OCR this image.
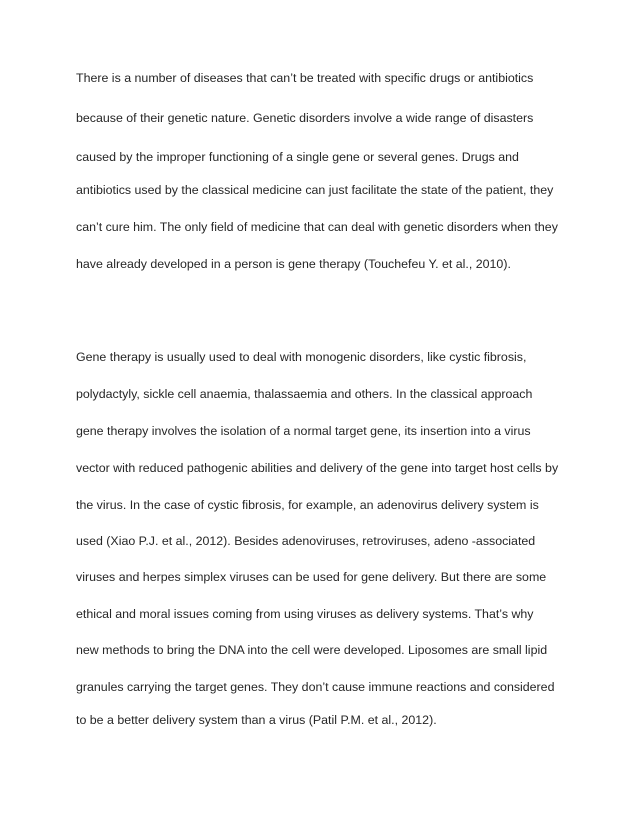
There is a number of diseases that can’t be treated with specific drugs or antibiotics

because of their genetic nature. Genetic disorders involve a wide range of disasters

caused by the improper functioning of a single gene or several genes. Drugs and

antibiotics used by the classical medicine can just facilitate the state of the patient, they

can’t cure him. The only field of medicine that can deal with genetic disorders when they

have already developed in a person is gene therapy (Touchefeu Y. et al., 2010).

Gene therapy is usually used to deal with monogenic disorders, like cystic fibrosis,

polydactyly, sickle cell anaemia, thalassaemia and others. In the classical approach

gene therapy involves the isolation of a normal target gene, its insertion into a virus

vector with reduced pathogenic abilities and delivery of the gene into target host cells by

the virus. In the case of cystic fibrosis, for example, an adenovirus delivery system is

used (Xiao P.J. et al., 2012). Besides adenoviruses, retroviruses, adeno -associated

viruses and herpes simplex viruses can be used for gene delivery. But there are some

ethical and moral issues coming from using viruses as delivery systems. That’s why

new methods to bring the DNA into the cell were developed. Liposomes are small lipid

granules carrying the target genes. They don’t cause immune reactions and considered

to be a better delivery system than a virus (Patil P.M. et al., 2012).
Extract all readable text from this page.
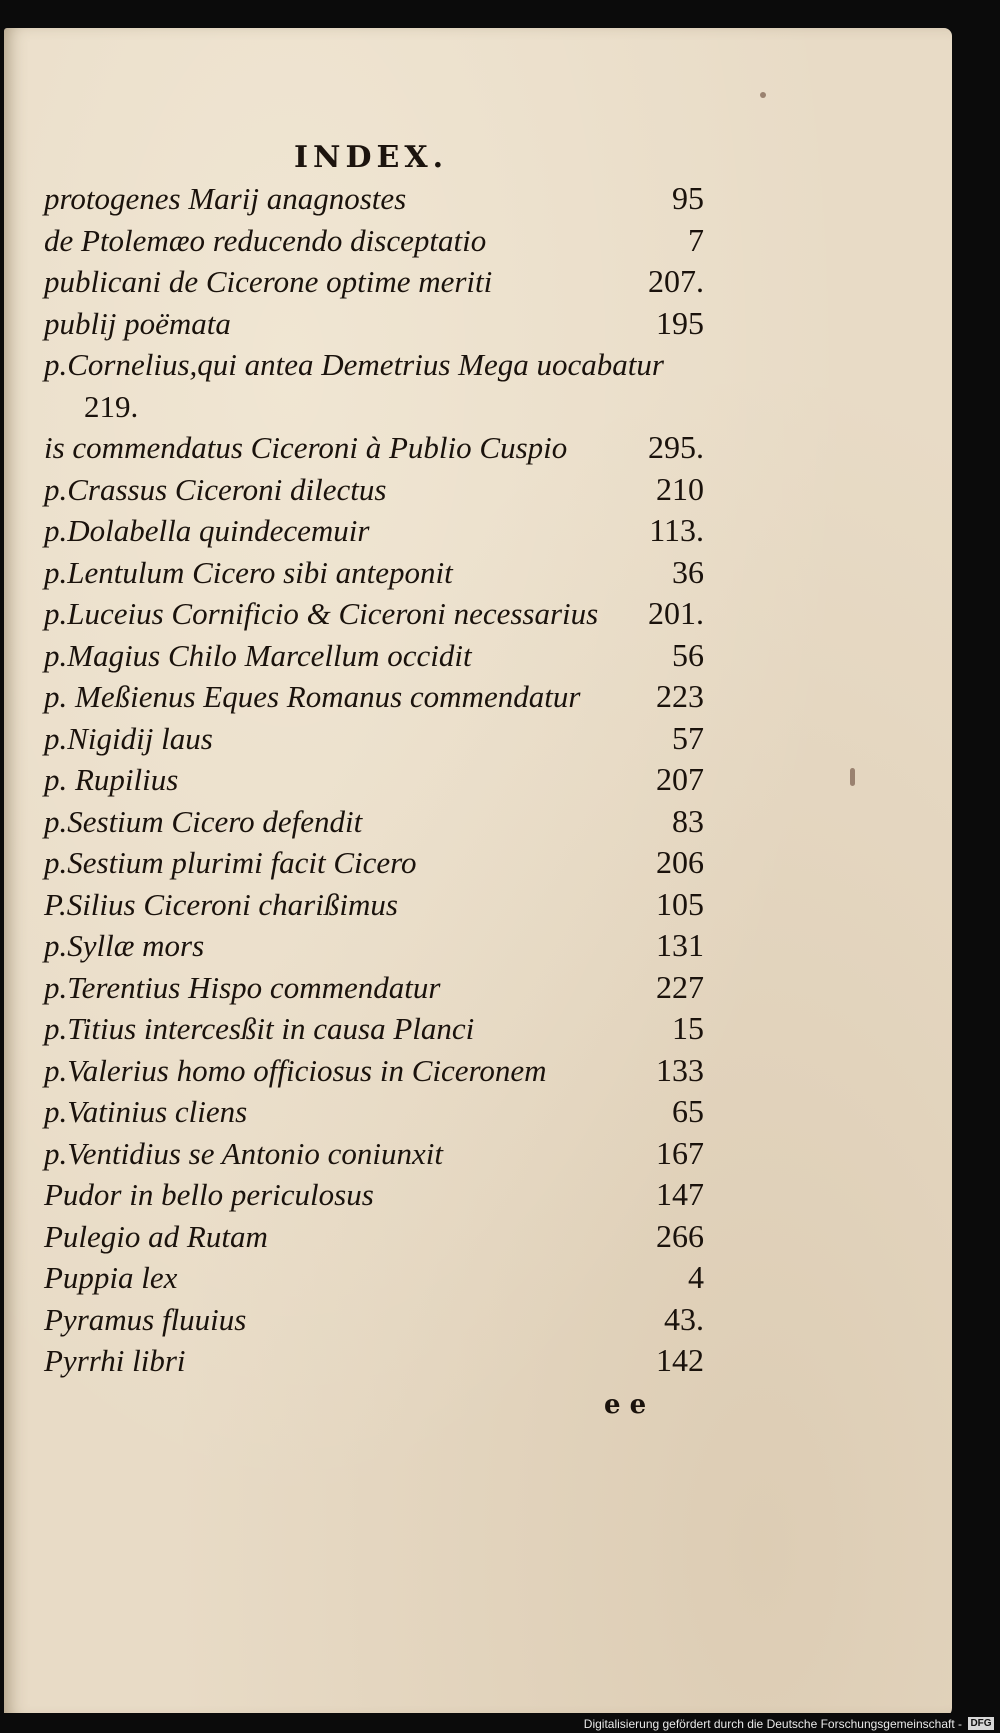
INDEX.
protogenes Marij anagnostes	95
de Ptolemæo reducendo disceptatio	7
publicani de Cicerone optime meriti	207.
publij poëmata	195
p.Cornelius,qui antea Demetrius Mega uocabatur
219.
is commendatus Ciceroni à Publio Cuspio	295.
p.Crassus Ciceroni dilectus	210
p.Dolabella quindecemuir	113.
p.Lentulum Cicero sibi anteponit	36
p.Luceius Cornificio & Ciceroni necessarius 201.
p.Magius Chilo Marcellum occidit	56
p. Meßienus Eques Romanus commendatur 223
p.Nigidij laus	57
p. Rupilius	207
p.Sestium Cicero defendit	83
p.Sestium plurimi facit Cicero	206
P.Silius Ciceroni charißimus	105
p.Syllæ mors	131
p.Terentius Hispo commendatur	227
p.Titius intercesßit in causa Planci	15
p.Valerius homo officiosus in Ciceronem	133
p.Vatinius cliens	65
p.Ventidius se Antonio coniunxit	167
Pudor in bello periculosus	147
Pulegio ad Rutam	266
Puppia lex	4
Pyramus fluuius	43.
Pyrrhi libri	142
e e
Digitalisierung gefördert durch die Deutsche Forschungsgemeinschaft - DFG
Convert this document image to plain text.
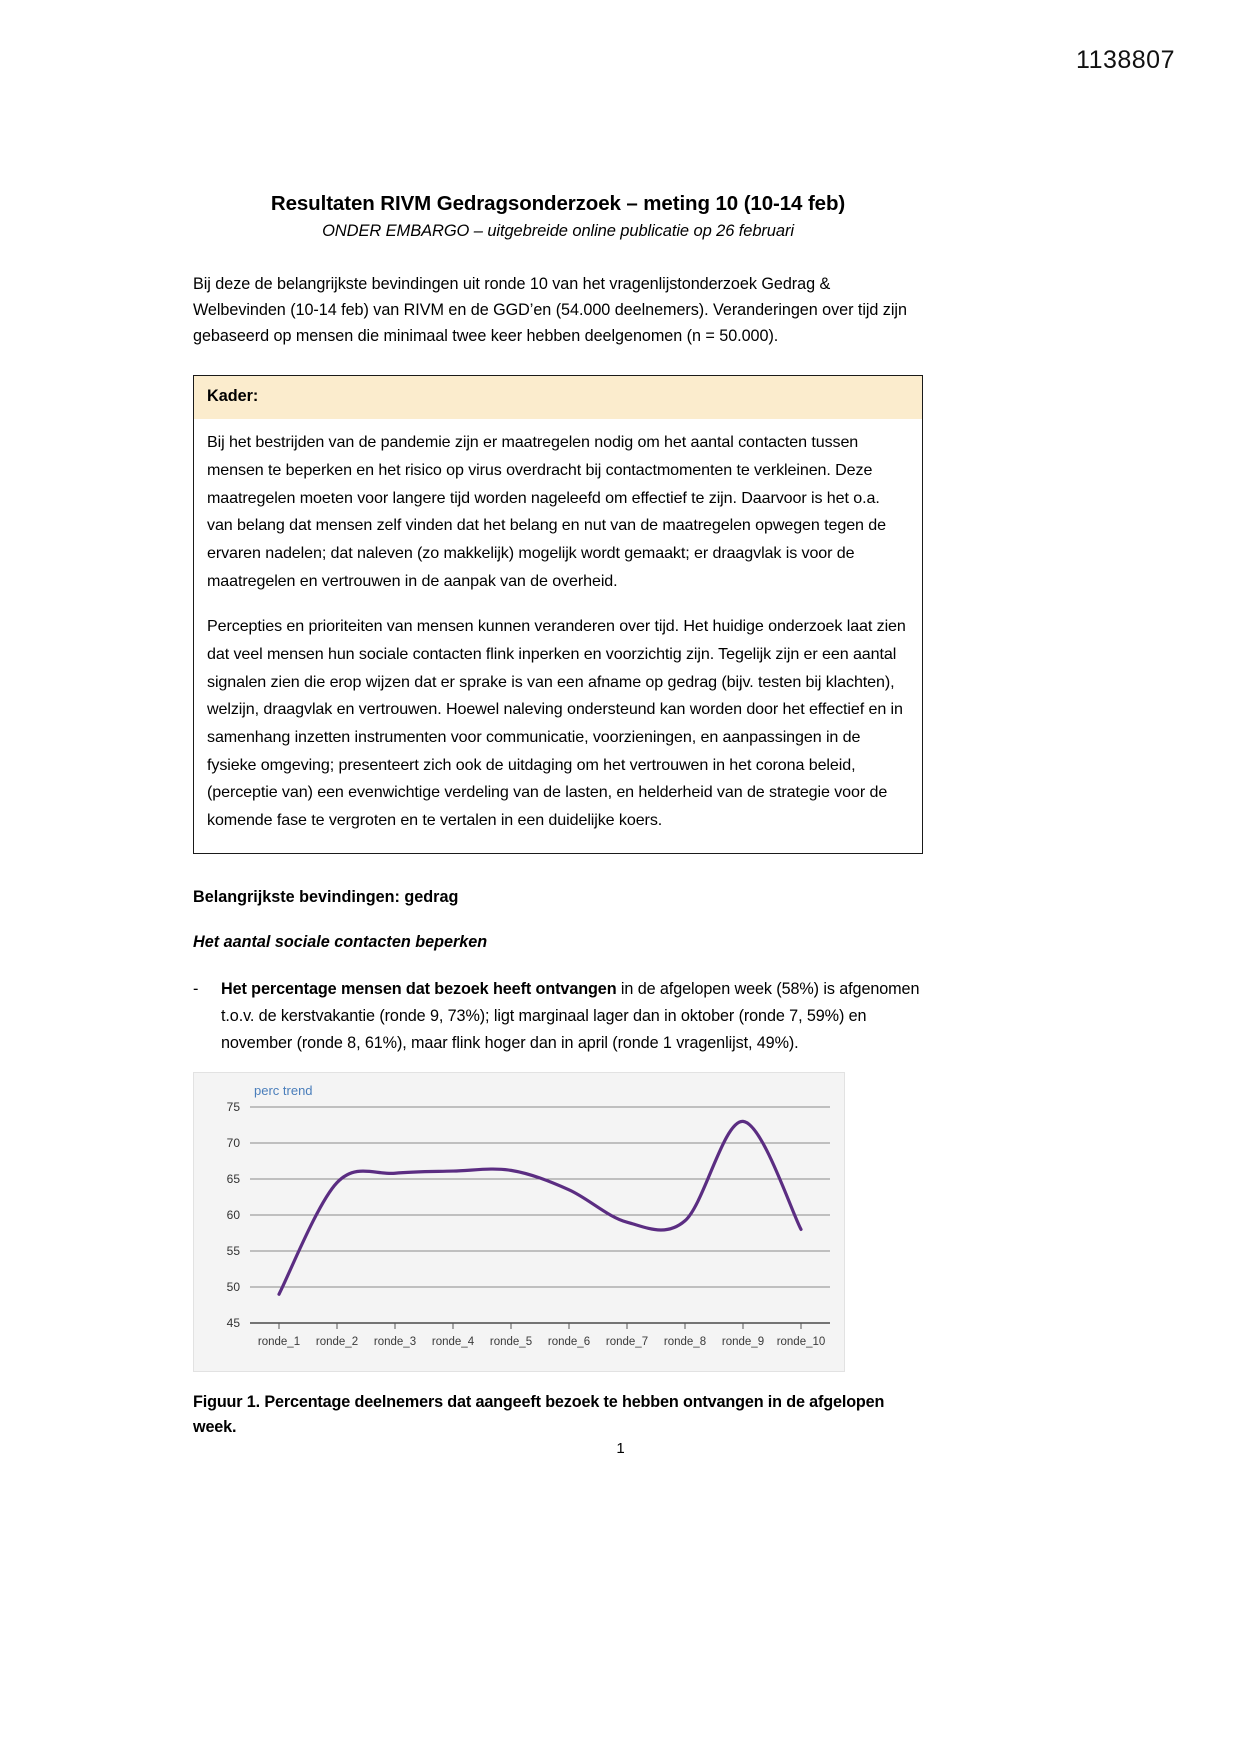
1138807
Resultaten RIVM Gedragsonderzoek – meting 10 (10-14 feb)
ONDER EMBARGO – uitgebreide online publicatie op 26 februari

Bij deze de belangrijkste bevindingen uit ronde 10 van het vragenlijstonderzoek Gedrag & Welbevinden (10-14 feb) van RIVM en de GGD’en (54.000 deelnemers). Veranderingen over tijd zijn gebaseerd op mensen die minimaal twee keer hebben deelgenomen (n = 50.000).

Kader:

Bij het bestrijden van de pandemie zijn er maatregelen nodig om het aantal contacten tussen mensen te beperken en het risico op virus overdracht bij contactmomenten te verkleinen. Deze maatregelen moeten voor langere tijd worden nageleefd om effectief te zijn. Daarvoor is het o.a. van belang dat mensen zelf vinden dat het belang en nut van de maatregelen opwegen tegen de ervaren nadelen; dat naleven (zo makkelijk) mogelijk wordt gemaakt; er draagvlak is voor de maatregelen en vertrouwen in de aanpak van de overheid.

Percepties en prioriteiten van mensen kunnen veranderen over tijd. Het huidige onderzoek laat zien dat veel mensen hun sociale contacten flink inperken en voorzichtig zijn. Tegelijk zijn er een aantal signalen zien die erop wijzen dat er sprake is van een afname op gedrag (bijv. testen bij klachten), welzijn, draagvlak en vertrouwen. Hoewel naleving ondersteund kan worden door het effectief en in samenhang inzetten instrumenten voor communicatie, voorzieningen, en aanpassingen in de fysieke omgeving; presenteert zich ook de uitdaging om het vertrouwen in het corona beleid, (perceptie van) een evenwichtige verdeling van de lasten, en helderheid van de strategie voor de komende fase te vergroten en te vertalen in een duidelijke koers.

Belangrijkste bevindingen: gedrag
Het aantal sociale contacten beperken
-	Het percentage mensen dat bezoek heeft ontvangen in de afgelopen week (58%) is afgenomen t.o.v. de kerstvakantie (ronde 9, 73%); ligt marginaal lager dan in oktober (ronde 7, 59%) en november (ronde 8, 61%), maar flink hoger dan in april (ronde 1 vragenlijst, 49%).
45
50
55
60
65
70
75
ronde_1 ronde_2 ronde_3 ronde_4 ronde_5 ronde_6 ronde_7 ronde_8 ronde_9 ronde_10
perc trend

Figuur 1. Percentage deelnemers dat aangeeft bezoek te hebben ontvangen in de afgelopen week.

1
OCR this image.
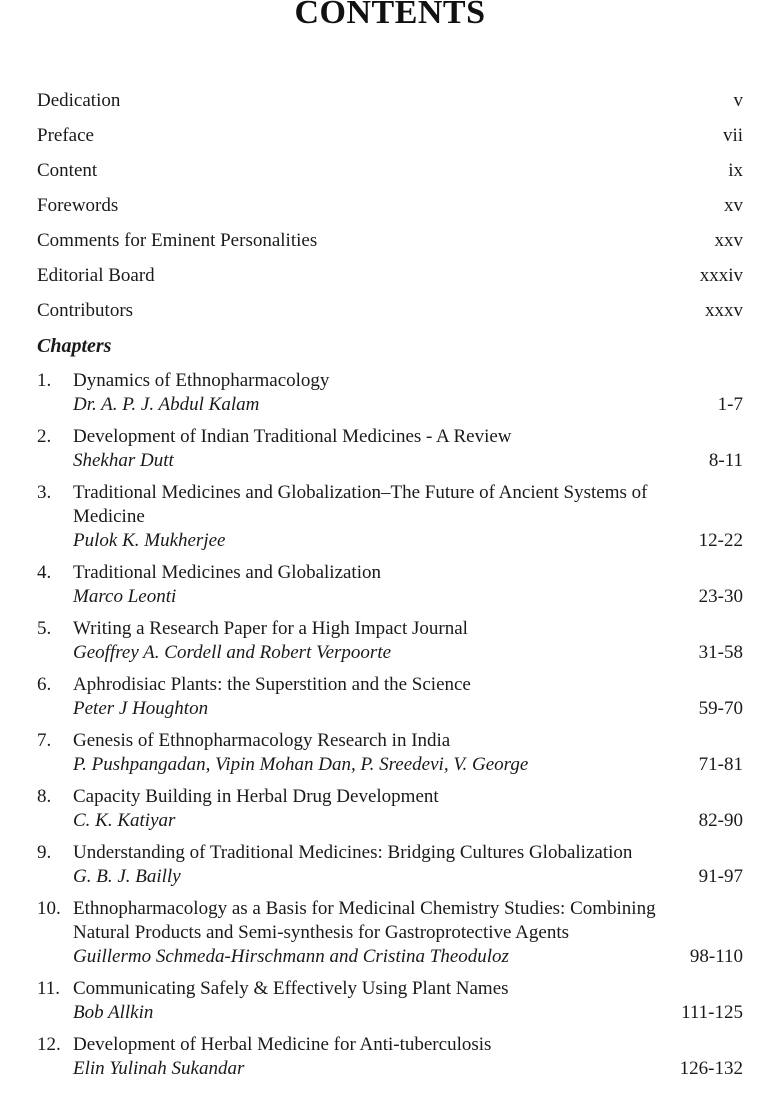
CONTENTS
Dedication	v
Preface	vii
Content	ix
Forewords	xv
Comments for Eminent Personalities	xxv
Editorial Board	xxxiv
Contributors	xxxv
Chapters
1. Dynamics of Ethnopharmacology
Dr. A. P. J. Abdul Kalam	1-7
2. Development of Indian Traditional Medicines - A Review
Shekhar Dutt	8-11
3. Traditional Medicines and Globalization–The Future of Ancient Systems of Medicine
Pulok K. Mukherjee	12-22
4. Traditional Medicines and Globalization
Marco Leonti	23-30
5. Writing a Research Paper for a High Impact Journal
Geoffrey A. Cordell and Robert Verpoorte	31-58
6. Aphrodisiac Plants: the Superstition and the Science
Peter J Houghton	59-70
7. Genesis of Ethnopharmacology Research in India
P. Pushpangadan, Vipin Mohan Dan, P. Sreedevi, V. George	71-81
8. Capacity Building in Herbal Drug Development
C. K. Katiyar	82-90
9. Understanding of Traditional Medicines: Bridging Cultures Globalization
G. B. J. Bailly	91-97
10. Ethnopharmacology as a Basis for Medicinal Chemistry Studies: Combining Natural Products and Semi-synthesis for Gastroprotective Agents
Guillermo Schmeda-Hirschmann and Cristina Theoduloz	98-110
11. Communicating Safely & Effectively Using Plant Names
Bob Allkin	111-125
12. Development of Herbal Medicine for Anti-tuberculosis
Elin Yulinah Sukandar	126-132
* * *
** Problem details **
From start to finish, output the listing exactly, but omit its pictures.

** Result of this exercise **
OCR this image.
There is a number of diseases that can’t be treated with specific drugs or antibiotics

because of their genetic nature. Genetic disorders involve a wide range of disasters

caused by the improper functioning of a single gene or several genes. Drugs and

antibiotics used by the classical medicine can just facilitate the state of the patient, they

can’t cure him. The only field of medicine that can deal with genetic disorders when they

have already developed in a person is gene therapy (Touchefeu Y. et al., 2010).

Gene therapy is usually used to deal with monogenic disorders, like cystic fibrosis,

polydactyly, sickle cell anaemia, thalassaemia and others. In the classical approach

gene therapy involves the isolation of a normal target gene, its insertion into a virus

vector with reduced pathogenic abilities and delivery of the gene into target host cells by

the virus. In the case of cystic fibrosis, for example, an adenovirus delivery system is

used (Xiao P.J. et al., 2012). Besides adenoviruses, retroviruses, adeno -associated

viruses and herpes simplex viruses can be used for gene delivery. But there are some

ethical and moral issues coming from using viruses as delivery systems. That’s why

new methods to bring the DNA into the cell were developed. Liposomes are small lipid

granules carrying the target genes. They don’t cause immune reactions and considered

to be a better delivery system than a virus (Patil P.M. et al., 2012).
Extract all readable text from this page.
INDEX.
protogenes Marij anagnostes	95
de Ptolemæo reducendo disceptatio	7
publicani de Cicerone optime meriti	207.
publij poëmata	195
p.Cornelius,qui antea Demetrius Mega uocabatur
219.
is commendatus Ciceroni à Publio Cuspio	295.
p.Crassus Ciceroni dilectus	210
p.Dolabella quindecemuir	113.
p.Lentulum Cicero sibi anteponit	36
p.Luceius Cornificio & Ciceroni necessarius 201.
p.Magius Chilo Marcellum occidit	56
p. Meßienus Eques Romanus commendatur 223
p.Nigidij laus	57
p. Rupilius	207
p.Sestium Cicero defendit	83
p.Sestium plurimi facit Cicero	206
P.Silius Ciceroni charißimus	105
p.Syllæ mors	131
p.Terentius Hispo commendatur	227
p.Titius intercesßit in causa Planci	15
p.Valerius homo officiosus in Ciceronem	133
p.Vatinius cliens	65
p.Ventidius se Antonio coniunxit	167
Pudor in bello periculosus	147
Pulegio ad Rutam	266
Puppia lex	4
Pyramus fluuius	43.
Pyrrhi libri	142
e e
Digitalisierung gefördert durch die Deutsche Forschungsgemeinschaft - DFG
Convert this document image to plain text.
1138807
Resultaten RIVM Gedragsonderzoek – meting 10 (10-14 feb)
ONDER EMBARGO – uitgebreide online publicatie op 26 februari

Bij deze de belangrijkste bevindingen uit ronde 10 van het vragenlijstonderzoek Gedrag & Welbevinden (10-14 feb) van RIVM en de GGD’en (54.000 deelnemers). Veranderingen over tijd zijn gebaseerd op mensen die minimaal twee keer hebben deelgenomen (n = 50.000).

Kader:

Bij het bestrijden van de pandemie zijn er maatregelen nodig om het aantal contacten tussen mensen te beperken en het risico op virus overdracht bij contactmomenten te verkleinen. Deze maatregelen moeten voor langere tijd worden nageleefd om effectief te zijn. Daarvoor is het o.a. van belang dat mensen zelf vinden dat het belang en nut van de maatregelen opwegen tegen de ervaren nadelen; dat naleven (zo makkelijk) mogelijk wordt gemaakt; er draagvlak is voor de maatregelen en vertrouwen in de aanpak van de overheid.

Percepties en prioriteiten van mensen kunnen veranderen over tijd. Het huidige onderzoek laat zien dat veel mensen hun sociale contacten flink inperken en voorzichtig zijn. Tegelijk zijn er een aantal signalen zien die erop wijzen dat er sprake is van een afname op gedrag (bijv. testen bij klachten), welzijn, draagvlak en vertrouwen. Hoewel naleving ondersteund kan worden door het effectief en in samenhang inzetten instrumenten voor communicatie, voorzieningen, en aanpassingen in de fysieke omgeving; presenteert zich ook de uitdaging om het vertrouwen in het corona beleid, (perceptie van) een evenwichtige verdeling van de lasten, en helderheid van de strategie voor de komende fase te vergroten en te vertalen in een duidelijke koers.

Belangrijkste bevindingen: gedrag
Het aantal sociale contacten beperken
-	Het percentage mensen dat bezoek heeft ontvangen in de afgelopen week (58%) is afgenomen t.o.v. de kerstvakantie (ronde 9, 73%); ligt marginaal lager dan in oktober (ronde 7, 59%) en november (ronde 8, 61%), maar flink hoger dan in april (ronde 1 vragenlijst, 49%).
45
50
55
60
65
70
75
ronde_1 ronde_2 ronde_3 ronde_4 ronde_5 ronde_6 ronde_7 ronde_8 ronde_9 ronde_10
perc trend

Figuur 1. Percentage deelnemers dat aangeeft bezoek te hebben ontvangen in de afgelopen week.

1
OCR this image.
CONTENTS
Dedication	v
Preface	vii
Content	ix
Forewords	xv
Comments for Eminent Personalities	xxv
Editorial Board	xxxiv
Contributors	xxxv
Chapters
1. Dynamics of Ethnopharmacology
Dr. A. P. J. Abdul Kalam	1-7
2. Development of Indian Traditional Medicines - A Review
Shekhar Dutt	8-11
3. Traditional Medicines and Globalization–The Future of Ancient Systems of Medicine
Pulok K. Mukherjee	12-22
4. Traditional Medicines and Globalization
Marco Leonti	23-30
5. Writing a Research Paper for a High Impact Journal
Geoffrey A. Cordell and Robert Verpoorte	31-58
6. Aphrodisiac Plants: the Superstition and the Science
Peter J Houghton	59-70
7. Genesis of Ethnopharmacology Research in India
P. Pushpangadan, Vipin Mohan Dan, P. Sreedevi, V. George	71-81
8. Capacity Building in Herbal Drug Development
C. K. Katiyar	82-90
9. Understanding of Traditional Medicines: Bridging Cultures Globalization
G. B. J. Bailly	91-97
10. Ethnopharmacology as a Basis for Medicinal Chemistry Studies: Combining Natural Products and Semi-synthesis for Gastroprotective Agents
Guillermo Schmeda-Hirschmann and Cristina Theoduloz	98-110
11. Communicating Safely & Effectively Using Plant Names
Bob Allkin	111-125
12. Development of Herbal Medicine for Anti-tuberculosis
Elin Yulinah Sukandar	126-132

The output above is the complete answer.